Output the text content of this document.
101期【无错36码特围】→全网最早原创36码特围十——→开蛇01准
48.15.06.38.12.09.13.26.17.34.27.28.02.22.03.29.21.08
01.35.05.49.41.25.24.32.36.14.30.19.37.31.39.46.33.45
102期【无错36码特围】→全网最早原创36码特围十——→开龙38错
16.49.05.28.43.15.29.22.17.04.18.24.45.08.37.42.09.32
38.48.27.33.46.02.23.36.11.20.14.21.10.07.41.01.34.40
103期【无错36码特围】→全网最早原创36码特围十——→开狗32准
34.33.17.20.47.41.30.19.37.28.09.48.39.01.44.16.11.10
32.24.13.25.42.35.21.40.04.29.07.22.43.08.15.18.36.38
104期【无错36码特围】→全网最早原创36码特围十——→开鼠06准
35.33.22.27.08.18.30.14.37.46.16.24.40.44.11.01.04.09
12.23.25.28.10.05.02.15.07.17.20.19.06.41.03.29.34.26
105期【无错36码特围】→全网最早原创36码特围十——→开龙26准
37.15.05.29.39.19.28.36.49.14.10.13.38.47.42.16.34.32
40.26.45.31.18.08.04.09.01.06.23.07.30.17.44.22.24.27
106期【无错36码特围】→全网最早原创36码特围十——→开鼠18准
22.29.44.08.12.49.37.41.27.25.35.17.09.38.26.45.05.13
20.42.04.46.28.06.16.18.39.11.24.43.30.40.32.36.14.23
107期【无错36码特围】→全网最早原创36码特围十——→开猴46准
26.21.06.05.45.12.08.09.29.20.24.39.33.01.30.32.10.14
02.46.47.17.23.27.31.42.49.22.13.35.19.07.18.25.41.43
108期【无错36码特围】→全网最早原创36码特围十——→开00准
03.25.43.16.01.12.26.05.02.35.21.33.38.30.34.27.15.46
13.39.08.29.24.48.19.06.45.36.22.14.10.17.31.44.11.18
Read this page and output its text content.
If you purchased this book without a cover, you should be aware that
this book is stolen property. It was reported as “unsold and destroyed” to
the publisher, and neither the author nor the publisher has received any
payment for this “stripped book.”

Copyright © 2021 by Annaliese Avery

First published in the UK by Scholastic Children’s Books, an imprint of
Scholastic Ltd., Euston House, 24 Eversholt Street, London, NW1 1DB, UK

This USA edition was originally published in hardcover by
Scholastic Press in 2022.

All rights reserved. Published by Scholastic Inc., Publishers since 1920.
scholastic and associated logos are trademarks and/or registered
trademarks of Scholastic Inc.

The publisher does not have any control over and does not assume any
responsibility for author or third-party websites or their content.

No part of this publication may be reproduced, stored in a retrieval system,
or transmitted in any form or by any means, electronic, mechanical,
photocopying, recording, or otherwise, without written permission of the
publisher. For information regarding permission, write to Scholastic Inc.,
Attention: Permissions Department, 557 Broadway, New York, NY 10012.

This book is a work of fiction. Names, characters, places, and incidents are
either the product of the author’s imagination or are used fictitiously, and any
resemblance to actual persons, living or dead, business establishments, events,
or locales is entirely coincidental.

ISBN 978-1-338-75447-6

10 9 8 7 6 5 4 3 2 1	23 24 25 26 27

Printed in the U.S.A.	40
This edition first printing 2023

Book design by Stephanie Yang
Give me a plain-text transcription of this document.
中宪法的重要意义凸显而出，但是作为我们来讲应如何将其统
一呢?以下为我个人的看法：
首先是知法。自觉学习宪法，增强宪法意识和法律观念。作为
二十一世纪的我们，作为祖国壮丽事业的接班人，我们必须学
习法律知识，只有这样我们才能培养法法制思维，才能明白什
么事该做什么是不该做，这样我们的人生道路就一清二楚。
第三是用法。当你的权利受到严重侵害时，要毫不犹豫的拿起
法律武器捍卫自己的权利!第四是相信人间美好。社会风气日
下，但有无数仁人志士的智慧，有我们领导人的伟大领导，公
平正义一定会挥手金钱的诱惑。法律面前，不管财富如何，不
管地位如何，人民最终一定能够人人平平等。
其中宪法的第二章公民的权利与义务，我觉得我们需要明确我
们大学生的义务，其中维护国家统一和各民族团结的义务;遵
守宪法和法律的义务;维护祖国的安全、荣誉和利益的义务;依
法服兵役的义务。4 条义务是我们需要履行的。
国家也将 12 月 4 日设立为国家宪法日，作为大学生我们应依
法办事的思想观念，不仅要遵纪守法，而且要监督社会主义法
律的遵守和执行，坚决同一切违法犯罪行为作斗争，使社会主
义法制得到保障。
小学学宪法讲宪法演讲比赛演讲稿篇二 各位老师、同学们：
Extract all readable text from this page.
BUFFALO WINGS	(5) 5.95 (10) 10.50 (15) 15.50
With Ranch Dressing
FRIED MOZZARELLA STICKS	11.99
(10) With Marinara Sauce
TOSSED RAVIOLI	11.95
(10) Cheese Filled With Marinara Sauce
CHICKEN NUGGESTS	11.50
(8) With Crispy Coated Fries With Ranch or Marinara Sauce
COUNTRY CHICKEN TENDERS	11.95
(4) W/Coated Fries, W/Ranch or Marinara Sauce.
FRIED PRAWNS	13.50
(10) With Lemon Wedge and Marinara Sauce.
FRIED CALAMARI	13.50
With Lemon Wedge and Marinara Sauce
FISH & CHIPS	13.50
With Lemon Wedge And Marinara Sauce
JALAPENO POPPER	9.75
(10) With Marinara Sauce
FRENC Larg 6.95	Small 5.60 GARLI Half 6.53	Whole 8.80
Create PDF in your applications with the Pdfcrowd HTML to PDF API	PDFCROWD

____________________

* Problem requirements
From the material above, gather all lines that include the string "without" and copy them.

* Problem solution
If you purchased this book without a cover, you should be aware that
photocopying, recording, or otherwise, without written permission of the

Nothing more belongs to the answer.